• [Work to complete]
Lines containing the word "información" are the ones to copy from the records below.
/---
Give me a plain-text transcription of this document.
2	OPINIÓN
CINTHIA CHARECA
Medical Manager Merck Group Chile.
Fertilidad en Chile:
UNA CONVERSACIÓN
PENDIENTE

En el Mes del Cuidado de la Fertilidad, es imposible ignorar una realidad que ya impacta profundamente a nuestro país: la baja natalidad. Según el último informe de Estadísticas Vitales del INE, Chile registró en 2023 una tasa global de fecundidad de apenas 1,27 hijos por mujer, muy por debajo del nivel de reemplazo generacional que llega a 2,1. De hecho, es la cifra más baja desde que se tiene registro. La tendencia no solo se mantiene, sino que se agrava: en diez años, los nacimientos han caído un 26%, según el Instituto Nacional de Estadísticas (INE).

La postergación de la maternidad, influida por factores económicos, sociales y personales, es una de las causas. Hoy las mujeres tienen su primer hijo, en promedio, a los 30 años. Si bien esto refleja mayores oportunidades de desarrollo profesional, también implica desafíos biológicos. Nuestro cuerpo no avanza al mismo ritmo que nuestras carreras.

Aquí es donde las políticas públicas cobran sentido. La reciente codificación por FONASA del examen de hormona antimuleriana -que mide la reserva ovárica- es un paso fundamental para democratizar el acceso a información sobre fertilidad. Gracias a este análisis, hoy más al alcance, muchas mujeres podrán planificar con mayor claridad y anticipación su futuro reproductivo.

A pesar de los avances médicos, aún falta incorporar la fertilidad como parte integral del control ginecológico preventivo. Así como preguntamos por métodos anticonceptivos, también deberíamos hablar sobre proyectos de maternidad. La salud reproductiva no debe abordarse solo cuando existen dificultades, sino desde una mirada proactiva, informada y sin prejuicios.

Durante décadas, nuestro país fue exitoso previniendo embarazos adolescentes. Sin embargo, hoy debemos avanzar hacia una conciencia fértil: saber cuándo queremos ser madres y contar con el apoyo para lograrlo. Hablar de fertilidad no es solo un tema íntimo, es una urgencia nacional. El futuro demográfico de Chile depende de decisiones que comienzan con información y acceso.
\---
• [Worked answer]
Aquí es donde las políticas públicas cobran sentido. La reciente codificación por FONASA del examen de hormona antimuleriana -que mide la reserva ovárica- es un paso fundamental para democratizar el acceso a información sobre fertilidad. Gracias a este análisis, hoy más al alcance, muchas mujeres podrán planificar con mayor claridad y anticipación su futuro reproductivo.
Durante décadas, nuestro país fue exitoso previniendo embarazos adolescentes. Sin embargo, hoy debemos avanzar hacia una conciencia fértil: saber cuándo queremos ser madres y contar con el apoyo para lograrlo. Hablar de fertilidad no es solo un tema íntimo, es una urgencia nacional. El futuro demográfico de Chile depende de decisiones que comienzan con información y acceso.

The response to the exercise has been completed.